==== Given information ====
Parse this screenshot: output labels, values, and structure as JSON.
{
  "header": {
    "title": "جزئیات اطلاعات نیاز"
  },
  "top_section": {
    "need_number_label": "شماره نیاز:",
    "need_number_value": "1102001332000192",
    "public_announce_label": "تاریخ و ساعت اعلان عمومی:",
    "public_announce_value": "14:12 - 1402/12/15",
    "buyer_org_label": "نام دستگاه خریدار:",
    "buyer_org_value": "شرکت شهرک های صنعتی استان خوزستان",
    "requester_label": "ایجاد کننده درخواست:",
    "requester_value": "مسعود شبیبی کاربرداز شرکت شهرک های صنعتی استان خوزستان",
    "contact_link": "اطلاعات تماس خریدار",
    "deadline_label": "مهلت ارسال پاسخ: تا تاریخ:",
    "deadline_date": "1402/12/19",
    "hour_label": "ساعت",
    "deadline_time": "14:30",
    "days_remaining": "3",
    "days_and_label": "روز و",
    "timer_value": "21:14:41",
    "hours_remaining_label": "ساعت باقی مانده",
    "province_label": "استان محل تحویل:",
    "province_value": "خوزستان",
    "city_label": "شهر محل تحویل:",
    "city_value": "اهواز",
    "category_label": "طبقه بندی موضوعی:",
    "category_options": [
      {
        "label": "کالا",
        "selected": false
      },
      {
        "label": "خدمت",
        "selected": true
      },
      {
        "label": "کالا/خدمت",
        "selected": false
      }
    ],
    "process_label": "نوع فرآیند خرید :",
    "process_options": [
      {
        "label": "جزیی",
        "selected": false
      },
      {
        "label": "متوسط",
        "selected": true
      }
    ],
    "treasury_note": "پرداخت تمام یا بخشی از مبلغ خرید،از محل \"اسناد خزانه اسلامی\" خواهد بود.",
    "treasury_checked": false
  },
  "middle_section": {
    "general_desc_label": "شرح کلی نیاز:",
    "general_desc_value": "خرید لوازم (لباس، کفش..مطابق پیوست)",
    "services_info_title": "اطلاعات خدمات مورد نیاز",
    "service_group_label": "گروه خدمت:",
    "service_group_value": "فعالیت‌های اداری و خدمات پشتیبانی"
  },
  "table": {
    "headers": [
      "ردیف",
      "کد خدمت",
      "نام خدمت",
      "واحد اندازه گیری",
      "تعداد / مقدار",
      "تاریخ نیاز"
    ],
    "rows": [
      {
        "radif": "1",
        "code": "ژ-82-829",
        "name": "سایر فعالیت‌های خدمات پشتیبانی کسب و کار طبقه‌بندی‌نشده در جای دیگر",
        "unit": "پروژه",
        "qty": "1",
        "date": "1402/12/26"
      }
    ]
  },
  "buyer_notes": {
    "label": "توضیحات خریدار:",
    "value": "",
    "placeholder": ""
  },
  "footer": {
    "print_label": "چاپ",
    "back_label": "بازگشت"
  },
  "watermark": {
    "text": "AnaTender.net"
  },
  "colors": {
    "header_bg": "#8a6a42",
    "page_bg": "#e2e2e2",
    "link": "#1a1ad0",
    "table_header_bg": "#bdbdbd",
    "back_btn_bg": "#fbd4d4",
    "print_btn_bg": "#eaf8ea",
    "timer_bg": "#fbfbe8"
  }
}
====
Given exercise:
Set down the entries verbatim, leaving none out.

Output of the exercise:
Parse this screenshot: output labels, values, and structure as JSON.
{
  "header": {
    "title": "جزئیات اطلاعات نیاز"
  },
  "top_section": {
    "need_number_label": "شماره نیاز:",
    "need_number_value": "1102001332000192",
    "public_announce_label": "تاریخ و ساعت اعلان عمومی:",
    "public_announce_value": "14:12 - 1402/12/15",
    "buyer_org_label": "نام دستگاه خریدار:",
    "buyer_org_value": "شرکت شهرک های صنعتی استان خوزستان",
    "requester_label": "ایجاد کننده درخواست:",
    "requester_value": "مسعود شبیبی کاربرداز شرکت شهرک های صنعتی استان خوزستان",
    "contact_link": "اطلاعات تماس خریدار",
    "deadline_label": "مهلت ارسال پاسخ: تا تاریخ:",
    "deadline_date": "1402/12/19",
    "hour_label": "ساعت",
    "deadline_time": "14:30",
    "days_remaining": "3",
    "days_and_label": "روز و",
    "timer_value": "21:14:41",
    "hours_remaining_label": "ساعت باقی مانده",
    "province_label": "استان محل تحویل:",
    "province_value": "خوزستان",
    "city_label": "شهر محل تحویل:",
    "city_value": "اهواز",
    "category_label": "طبقه بندی موضوعی:",
    "category_options": [
      {
        "label": "کالا",
        "selected": false
      },
      {
        "label": "خدمت",
        "selected": true
      },
      {
        "label": "کالا/خدمت",
        "selected": false
      }
    ],
    "process_label": "نوع فرآیند خرید :",
    "process_options": [
      {
        "label": "جزیی",
        "selected": false
      },
      {
        "label": "متوسط",
        "selected": true
      }
    ],
    "treasury_note": "پرداخت تمام یا بخشی از مبلغ خرید،از محل \"اسناد خزانه اسلامی\" خواهد بود.",
    "treasury_checked": false
  },
  "middle_section": {
    "general_desc_label": "شرح کلی نیاز:",
    "general_desc_value": "خرید لوازم (لباس، کفش..مطابق پیوست)",
    "services_info_title": "اطلاعات خدمات مورد نیاز",
    "service_group_label": "گروه خدمت:",
    "service_group_value": "فعالیت‌های اداری و خدمات پشتیبانی"
  },
  "table": {
    "headers": [
      "ردیف",
      "کد خدمت",
      "نام خدمت",
      "واحد اندازه گیری",
      "تعداد / مقدار",
      "تاریخ نیاز"
    ],
    "rows": [
      {
        "radif": "1",
        "code": "ژ-82-829",
        "name": "سایر فعالیت‌های خدمات پشتیبانی کسب و کار طبقه‌بندی‌نشده در جای دیگر",
        "unit": "پروژه",
        "qty": "1",
        "date": "1402/12/26"
      }
    ]
  },
  "buyer_notes": {
    "label": "توضیحات خریدار:",
    "value": "",
    "placeholder": ""
  },
  "footer": {
    "print_label": "چاپ",
    "back_label": "بازگشت"
  },
  "watermark": {
    "text": "AnaTender.net"
  },
  "colors": {
    "header_bg": "#8a6a42",
    "page_bg": "#e2e2e2",
    "link": "#1a1ad0",
    "table_header_bg": "#bdbdbd",
    "back_btn_bg": "#fbd4d4",
    "print_btn_bg": "#eaf8ea",
    "timer_bg": "#fbfbe8"
  }
}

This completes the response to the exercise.